** start **
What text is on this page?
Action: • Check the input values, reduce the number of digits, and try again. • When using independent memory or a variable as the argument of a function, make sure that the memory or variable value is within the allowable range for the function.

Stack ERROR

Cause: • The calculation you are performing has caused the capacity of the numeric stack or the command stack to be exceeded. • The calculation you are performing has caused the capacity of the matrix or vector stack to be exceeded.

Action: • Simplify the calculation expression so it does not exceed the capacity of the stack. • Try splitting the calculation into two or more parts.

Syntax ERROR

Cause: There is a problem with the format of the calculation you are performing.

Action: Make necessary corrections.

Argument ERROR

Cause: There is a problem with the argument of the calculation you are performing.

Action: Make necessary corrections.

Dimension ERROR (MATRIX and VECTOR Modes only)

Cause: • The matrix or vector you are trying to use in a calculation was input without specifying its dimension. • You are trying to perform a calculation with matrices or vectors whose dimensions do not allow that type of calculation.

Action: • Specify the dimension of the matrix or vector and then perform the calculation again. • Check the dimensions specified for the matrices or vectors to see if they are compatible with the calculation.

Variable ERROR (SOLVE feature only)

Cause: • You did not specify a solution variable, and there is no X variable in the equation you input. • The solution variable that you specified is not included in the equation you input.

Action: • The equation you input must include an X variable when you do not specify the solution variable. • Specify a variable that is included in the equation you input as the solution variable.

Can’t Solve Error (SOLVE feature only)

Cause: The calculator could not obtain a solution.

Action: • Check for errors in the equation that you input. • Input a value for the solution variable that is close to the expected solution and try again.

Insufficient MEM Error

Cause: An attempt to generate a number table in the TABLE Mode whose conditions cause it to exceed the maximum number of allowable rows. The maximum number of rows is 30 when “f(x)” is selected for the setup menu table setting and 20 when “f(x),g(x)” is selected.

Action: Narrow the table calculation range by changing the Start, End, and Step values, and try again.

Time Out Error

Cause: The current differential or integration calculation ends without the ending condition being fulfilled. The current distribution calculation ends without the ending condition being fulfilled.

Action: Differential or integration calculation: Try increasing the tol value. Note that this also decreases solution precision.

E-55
** end **
■ **What this task involves**
Go through the lines above. Select every one that has the string "equation".

■ **Finished answer**
Cause: • You did not specify a solution variable, and there is no X variable in the equation you input. • The solution variable that you specified is not included in the equation you input.
Action: • The equation you input must include an X variable when you do not specify the solution variable. • Specify a variable that is included in the equation you input as the solution variable.
Action: • Check for errors in the equation that you input. • Input a value for the solution variable that is close to the expected solution and try again.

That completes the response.